Figure dataset records
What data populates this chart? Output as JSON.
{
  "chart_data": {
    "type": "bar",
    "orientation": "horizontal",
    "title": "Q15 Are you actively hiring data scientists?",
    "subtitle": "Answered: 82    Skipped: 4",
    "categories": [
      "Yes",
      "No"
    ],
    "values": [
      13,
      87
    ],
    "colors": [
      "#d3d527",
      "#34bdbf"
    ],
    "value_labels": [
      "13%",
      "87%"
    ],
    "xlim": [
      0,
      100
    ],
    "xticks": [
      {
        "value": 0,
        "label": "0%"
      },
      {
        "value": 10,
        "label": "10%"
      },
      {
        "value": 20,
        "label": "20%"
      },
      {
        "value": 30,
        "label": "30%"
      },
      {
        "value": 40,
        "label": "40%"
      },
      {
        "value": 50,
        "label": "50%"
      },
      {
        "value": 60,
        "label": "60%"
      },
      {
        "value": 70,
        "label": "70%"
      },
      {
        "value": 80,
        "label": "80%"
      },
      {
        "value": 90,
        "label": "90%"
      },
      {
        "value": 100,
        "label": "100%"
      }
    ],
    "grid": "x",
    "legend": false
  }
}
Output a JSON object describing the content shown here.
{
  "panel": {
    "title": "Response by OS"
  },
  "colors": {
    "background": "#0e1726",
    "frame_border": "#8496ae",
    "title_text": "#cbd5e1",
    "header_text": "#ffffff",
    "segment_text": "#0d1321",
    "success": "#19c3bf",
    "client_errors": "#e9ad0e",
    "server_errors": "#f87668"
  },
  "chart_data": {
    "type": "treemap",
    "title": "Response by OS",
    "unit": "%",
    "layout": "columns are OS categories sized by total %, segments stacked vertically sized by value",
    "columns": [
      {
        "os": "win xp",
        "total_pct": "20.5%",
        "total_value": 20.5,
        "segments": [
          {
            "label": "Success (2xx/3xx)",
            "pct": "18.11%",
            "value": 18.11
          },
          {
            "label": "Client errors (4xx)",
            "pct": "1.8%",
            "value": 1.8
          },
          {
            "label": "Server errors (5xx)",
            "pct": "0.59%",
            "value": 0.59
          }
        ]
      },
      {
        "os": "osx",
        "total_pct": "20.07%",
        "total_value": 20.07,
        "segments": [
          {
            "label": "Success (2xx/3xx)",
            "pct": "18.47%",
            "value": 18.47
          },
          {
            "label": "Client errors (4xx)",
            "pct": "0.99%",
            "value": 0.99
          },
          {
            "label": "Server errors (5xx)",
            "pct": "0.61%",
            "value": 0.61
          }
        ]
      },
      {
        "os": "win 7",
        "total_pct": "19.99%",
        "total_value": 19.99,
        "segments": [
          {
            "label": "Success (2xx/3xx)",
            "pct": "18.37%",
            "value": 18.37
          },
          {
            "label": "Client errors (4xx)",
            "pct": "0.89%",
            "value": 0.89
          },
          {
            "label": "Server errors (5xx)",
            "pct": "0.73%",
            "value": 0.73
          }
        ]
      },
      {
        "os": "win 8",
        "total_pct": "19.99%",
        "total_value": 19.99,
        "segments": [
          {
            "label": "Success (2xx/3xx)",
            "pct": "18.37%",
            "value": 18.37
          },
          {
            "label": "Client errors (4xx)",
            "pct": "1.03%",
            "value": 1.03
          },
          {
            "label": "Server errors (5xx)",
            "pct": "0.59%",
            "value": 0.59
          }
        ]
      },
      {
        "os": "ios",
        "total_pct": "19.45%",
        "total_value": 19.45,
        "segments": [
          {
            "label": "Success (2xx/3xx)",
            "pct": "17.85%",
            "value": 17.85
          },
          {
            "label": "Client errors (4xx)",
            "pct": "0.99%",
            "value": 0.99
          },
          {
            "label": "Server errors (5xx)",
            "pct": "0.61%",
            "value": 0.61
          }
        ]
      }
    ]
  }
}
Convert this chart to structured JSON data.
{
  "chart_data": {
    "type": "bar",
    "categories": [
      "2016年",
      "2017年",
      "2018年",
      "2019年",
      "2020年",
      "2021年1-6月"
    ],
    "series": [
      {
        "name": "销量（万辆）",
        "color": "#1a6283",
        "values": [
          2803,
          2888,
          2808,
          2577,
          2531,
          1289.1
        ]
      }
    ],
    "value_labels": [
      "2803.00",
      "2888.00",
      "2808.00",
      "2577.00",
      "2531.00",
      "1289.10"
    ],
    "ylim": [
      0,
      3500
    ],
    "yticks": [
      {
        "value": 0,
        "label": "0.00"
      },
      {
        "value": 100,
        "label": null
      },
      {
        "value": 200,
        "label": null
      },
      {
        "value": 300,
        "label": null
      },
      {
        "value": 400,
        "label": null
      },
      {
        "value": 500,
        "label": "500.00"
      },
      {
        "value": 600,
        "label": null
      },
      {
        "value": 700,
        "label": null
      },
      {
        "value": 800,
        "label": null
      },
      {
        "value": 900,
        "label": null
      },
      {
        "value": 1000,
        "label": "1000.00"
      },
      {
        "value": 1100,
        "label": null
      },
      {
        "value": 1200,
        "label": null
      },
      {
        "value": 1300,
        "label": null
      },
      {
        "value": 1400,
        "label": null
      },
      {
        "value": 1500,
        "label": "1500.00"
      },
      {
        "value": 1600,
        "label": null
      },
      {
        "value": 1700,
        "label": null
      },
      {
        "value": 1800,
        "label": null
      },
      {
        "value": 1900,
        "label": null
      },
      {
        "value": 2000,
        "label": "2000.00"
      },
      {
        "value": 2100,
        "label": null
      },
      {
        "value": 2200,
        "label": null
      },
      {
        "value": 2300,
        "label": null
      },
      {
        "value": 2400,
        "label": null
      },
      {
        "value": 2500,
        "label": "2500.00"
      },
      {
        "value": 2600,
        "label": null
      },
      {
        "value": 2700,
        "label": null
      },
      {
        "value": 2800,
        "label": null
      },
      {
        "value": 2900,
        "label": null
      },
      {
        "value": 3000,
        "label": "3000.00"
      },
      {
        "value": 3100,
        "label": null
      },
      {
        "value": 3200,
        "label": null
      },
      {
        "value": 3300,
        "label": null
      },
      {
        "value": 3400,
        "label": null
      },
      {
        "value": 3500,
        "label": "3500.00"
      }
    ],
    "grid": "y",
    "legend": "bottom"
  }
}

● **Work to complete**
Write out every entry above, word for word.

● **Solution to this task**
What data populates this chart? Output as JSON.
{
  "chart_data": {
    "type": "bar",
    "orientation": "horizontal",
    "title": "Q15 Are you actively hiring data scientists?",
    "subtitle": "Answered: 82    Skipped: 4",
    "categories": [
      "Yes",
      "No"
    ],
    "values": [
      13,
      87
    ],
    "colors": [
      "#d3d527",
      "#34bdbf"
    ],
    "value_labels": [
      "13%",
      "87%"
    ],
    "xlim": [
      0,
      100
    ],
    "xticks": [
      {
        "value": 0,
        "label": "0%"
      },
      {
        "value": 10,
        "label": "10%"
      },
      {
        "value": 20,
        "label": "20%"
      },
      {
        "value": 30,
        "label": "30%"
      },
      {
        "value": 40,
        "label": "40%"
      },
      {
        "value": 50,
        "label": "50%"
      },
      {
        "value": 60,
        "label": "60%"
      },
      {
        "value": 70,
        "label": "70%"
      },
      {
        "value": 80,
        "label": "80%"
      },
      {
        "value": 90,
        "label": "90%"
      },
      {
        "value": 100,
        "label": "100%"
      }
    ],
    "grid": "x",
    "legend": false
  }
}
Output a JSON object describing the content shown here.
{
  "panel": {
    "title": "Response by OS"
  },
  "colors": {
    "background": "#0e1726",
    "frame_border": "#8496ae",
    "title_text": "#cbd5e1",
    "header_text": "#ffffff",
    "segment_text": "#0d1321",
    "success": "#19c3bf",
    "client_errors": "#e9ad0e",
    "server_errors": "#f87668"
  },
  "chart_data": {
    "type": "treemap",
    "title": "Response by OS",
    "unit": "%",
    "layout": "columns are OS categories sized by total %, segments stacked vertically sized by value",
    "columns": [
      {
        "os": "win xp",
        "total_pct": "20.5%",
        "total_value": 20.5,
        "segments": [
          {
            "label": "Success (2xx/3xx)",
            "pct": "18.11%",
            "value": 18.11
          },
          {
            "label": "Client errors (4xx)",
            "pct": "1.8%",
            "value": 1.8
          },
          {
            "label": "Server errors (5xx)",
            "pct": "0.59%",
            "value": 0.59
          }
        ]
      },
      {
        "os": "osx",
        "total_pct": "20.07%",
        "total_value": 20.07,
        "segments": [
          {
            "label": "Success (2xx/3xx)",
            "pct": "18.47%",
            "value": 18.47
          },
          {
            "label": "Client errors (4xx)",
            "pct": "0.99%",
            "value": 0.99
          },
          {
            "label": "Server errors (5xx)",
            "pct": "0.61%",
            "value": 0.61
          }
        ]
      },
      {
        "os": "win 7",
        "total_pct": "19.99%",
        "total_value": 19.99,
        "segments": [
          {
            "label": "Success (2xx/3xx)",
            "pct": "18.37%",
            "value": 18.37
          },
          {
            "label": "Client errors (4xx)",
            "pct": "0.89%",
            "value": 0.89
          },
          {
            "label": "Server errors (5xx)",
            "pct": "0.73%",
            "value": 0.73
          }
        ]
      },
      {
        "os": "win 8",
        "total_pct": "19.99%",
        "total_value": 19.99,
        "segments": [
          {
            "label": "Success (2xx/3xx)",
            "pct": "18.37%",
            "value": 18.37
          },
          {
            "label": "Client errors (4xx)",
            "pct": "1.03%",
            "value": 1.03
          },
          {
            "label": "Server errors (5xx)",
            "pct": "0.59%",
            "value": 0.59
          }
        ]
      },
      {
        "os": "ios",
        "total_pct": "19.45%",
        "total_value": 19.45,
        "segments": [
          {
            "label": "Success (2xx/3xx)",
            "pct": "17.85%",
            "value": 17.85
          },
          {
            "label": "Client errors (4xx)",
            "pct": "0.99%",
            "value": 0.99
          },
          {
            "label": "Server errors (5xx)",
            "pct": "0.61%",
            "value": 0.61
          }
        ]
      }
    ]
  }
}
Convert this chart to structured JSON data.
{
  "chart_data": {
    "type": "bar",
    "categories": [
      "2016年",
      "2017年",
      "2018年",
      "2019年",
      "2020年",
      "2021年1-6月"
    ],
    "series": [
      {
        "name": "销量（万辆）",
        "color": "#1a6283",
        "values": [
          2803,
          2888,
          2808,
          2577,
          2531,
          1289.1
        ]
      }
    ],
    "value_labels": [
      "2803.00",
      "2888.00",
      "2808.00",
      "2577.00",
      "2531.00",
      "1289.10"
    ],
    "ylim": [
      0,
      3500
    ],
    "yticks": [
      {
        "value": 0,
        "label": "0.00"
      },
      {
        "value": 100,
        "label": null
      },
      {
        "value": 200,
        "label": null
      },
      {
        "value": 300,
        "label": null
      },
      {
        "value": 400,
        "label": null
      },
      {
        "value": 500,
        "label": "500.00"
      },
      {
        "value": 600,
        "label": null
      },
      {
        "value": 700,
        "label": null
      },
      {
        "value": 800,
        "label": null
      },
      {
        "value": 900,
        "label": null
      },
      {
        "value": 1000,
        "label": "1000.00"
      },
      {
        "value": 1100,
        "label": null
      },
      {
        "value": 1200,
        "label": null
      },
      {
        "value": 1300,
        "label": null
      },
      {
        "value": 1400,
        "label": null
      },
      {
        "value": 1500,
        "label": "1500.00"
      },
      {
        "value": 1600,
        "label": null
      },
      {
        "value": 1700,
        "label": null
      },
      {
        "value": 1800,
        "label": null
      },
      {
        "value": 1900,
        "label": null
      },
      {
        "value": 2000,
        "label": "2000.00"
      },
      {
        "value": 2100,
        "label": null
      },
      {
        "value": 2200,
        "label": null
      },
      {
        "value": 2300,
        "label": null
      },
      {
        "value": 2400,
        "label": null
      },
      {
        "value": 2500,
        "label": "2500.00"
      },
      {
        "value": 2600,
        "label": null
      },
      {
        "value": 2700,
        "label": null
      },
      {
        "value": 2800,
        "label": null
      },
      {
        "value": 2900,
        "label": null
      },
      {
        "value": 3000,
        "label": "3000.00"
      },
      {
        "value": 3100,
        "label": null
      },
      {
        "value": 3200,
        "label": null
      },
      {
        "value": 3300,
        "label": null
      },
      {
        "value": 3400,
        "label": null
      },
      {
        "value": 3500,
        "label": "3500.00"
      }
    ],
    "grid": "y",
    "legend": "bottom"
  }
}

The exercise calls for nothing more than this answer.